(PROVIDED ENTRIES):
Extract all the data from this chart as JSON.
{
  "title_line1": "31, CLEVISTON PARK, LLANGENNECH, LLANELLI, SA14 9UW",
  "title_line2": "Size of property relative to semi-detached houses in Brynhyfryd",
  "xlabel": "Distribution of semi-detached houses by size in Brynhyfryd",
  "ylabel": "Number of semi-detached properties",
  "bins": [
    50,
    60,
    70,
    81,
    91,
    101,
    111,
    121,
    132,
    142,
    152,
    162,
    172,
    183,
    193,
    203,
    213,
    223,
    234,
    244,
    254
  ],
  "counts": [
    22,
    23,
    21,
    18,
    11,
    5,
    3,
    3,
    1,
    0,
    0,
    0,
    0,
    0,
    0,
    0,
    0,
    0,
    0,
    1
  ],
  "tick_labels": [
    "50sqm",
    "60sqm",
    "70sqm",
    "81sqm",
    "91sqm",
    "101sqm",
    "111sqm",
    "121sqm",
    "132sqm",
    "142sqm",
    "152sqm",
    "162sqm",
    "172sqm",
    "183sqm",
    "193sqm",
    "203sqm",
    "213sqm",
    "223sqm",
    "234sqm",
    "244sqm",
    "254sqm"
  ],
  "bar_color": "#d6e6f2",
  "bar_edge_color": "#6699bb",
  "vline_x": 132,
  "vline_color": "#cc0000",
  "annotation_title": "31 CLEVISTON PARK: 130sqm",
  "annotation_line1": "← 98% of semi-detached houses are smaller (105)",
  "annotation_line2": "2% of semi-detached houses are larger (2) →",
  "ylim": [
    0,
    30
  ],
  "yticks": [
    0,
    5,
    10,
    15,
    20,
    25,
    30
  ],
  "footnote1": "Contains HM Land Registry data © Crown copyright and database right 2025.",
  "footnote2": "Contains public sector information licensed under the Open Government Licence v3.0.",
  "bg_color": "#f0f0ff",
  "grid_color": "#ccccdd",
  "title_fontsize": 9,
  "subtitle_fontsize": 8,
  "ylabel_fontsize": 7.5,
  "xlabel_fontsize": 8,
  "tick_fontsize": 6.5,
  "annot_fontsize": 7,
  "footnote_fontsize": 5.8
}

(PROBLEM TO WORK ON): Search the listing above for the string "data". Copy every line that contains it.

(EXERCISE RESPONSE):
Extract all the data from this chart as JSON.
  "footnote1": "Contains HM Land Registry data © Crown copyright and database right 2025.",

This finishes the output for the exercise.